Copy every entry exactly as given, minus the images.

## Input for this task
────────────────

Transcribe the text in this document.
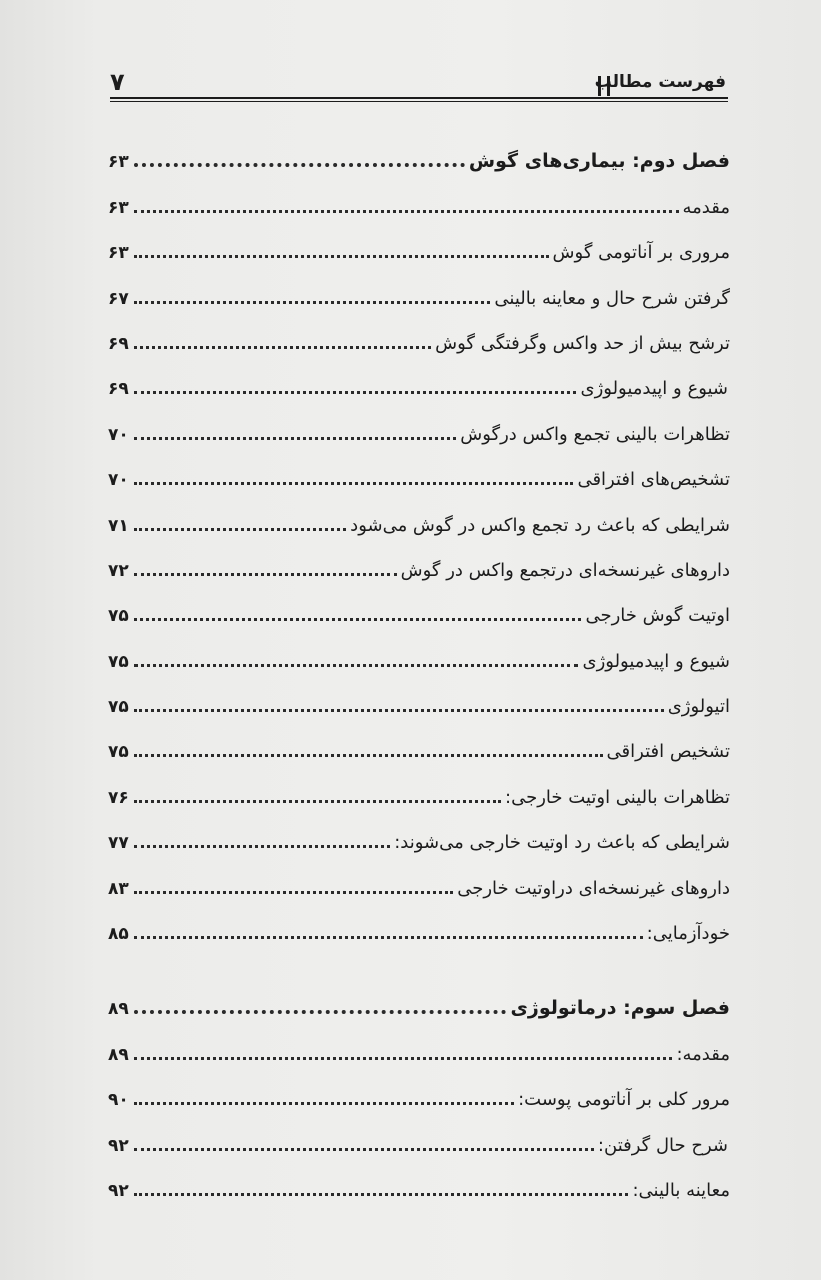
فهرست مطالب
۷
فصل دوم: بیماری‌های گوش
۶۳
مقدمه
۶۳
مروری بر آناتومی گوش
۶۳
گرفتن شرح حال و معاینه بالینی
۶۷
ترشح بیش از حد واکس وگرفتگی گوش
۶۹
شیوع و اپیدمیولوژی
۶۹
تظاهرات بالینی تجمع واکس درگوش
۷۰
تشخیص‌های افتراقی
۷۰
شرایطی که باعث رد تجمع واکس در گوش می‌شود
۷۱
داروهای غیرنسخه‌ای درتجمع واکس در گوش
۷۲
اوتیت گوش خارجی
۷۵
شیوع و اپیدمیولوژی
۷۵
اتیولوژی
۷۵
تشخیص افتراقی
۷۵
تظاهرات بالینی اوتیت خارجی:
۷۶
شرایطی که باعث رد اوتیت خارجی می‌شوند:
۷۷
داروهای غیرنسخه‌ای دراوتیت خارجی
۸۳
خودآزمایی:
۸۵
فصل سوم: درماتولوژی
۸۹
مقدمه:
۸۹
مرور کلی بر آناتومی پوست:
۹۰
شرح حال گرفتن:
۹۲
معاینه بالینی:
۹۲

────────────────

## Response
Transcribe the text in this document.
فهرست مطالب
۷
فصل دوم: بیماری‌های گوش
۶۳
مقدمه
۶۳
مروری بر آناتومی گوش
۶۳
گرفتن شرح حال و معاینه بالینی
۶۷
ترشح بیش از حد واکس وگرفتگی گوش
۶۹
شیوع و اپیدمیولوژی
۶۹
تظاهرات بالینی تجمع واکس درگوش
۷۰
تشخیص‌های افتراقی
۷۰
شرایطی که باعث رد تجمع واکس در گوش می‌شود
۷۱
داروهای غیرنسخه‌ای درتجمع واکس در گوش
۷۲
اوتیت گوش خارجی
۷۵
شیوع و اپیدمیولوژی
۷۵
اتیولوژی
۷۵
تشخیص افتراقی
۷۵
تظاهرات بالینی اوتیت خارجی:
۷۶
شرایطی که باعث رد اوتیت خارجی می‌شوند:
۷۷
داروهای غیرنسخه‌ای دراوتیت خارجی
۸۳
خودآزمایی:
۸۵
فصل سوم: درماتولوژی
۸۹
مقدمه:
۸۹
مرور کلی بر آناتومی پوست:
۹۰
شرح حال گرفتن:
۹۲
معاینه بالینی:
۹۲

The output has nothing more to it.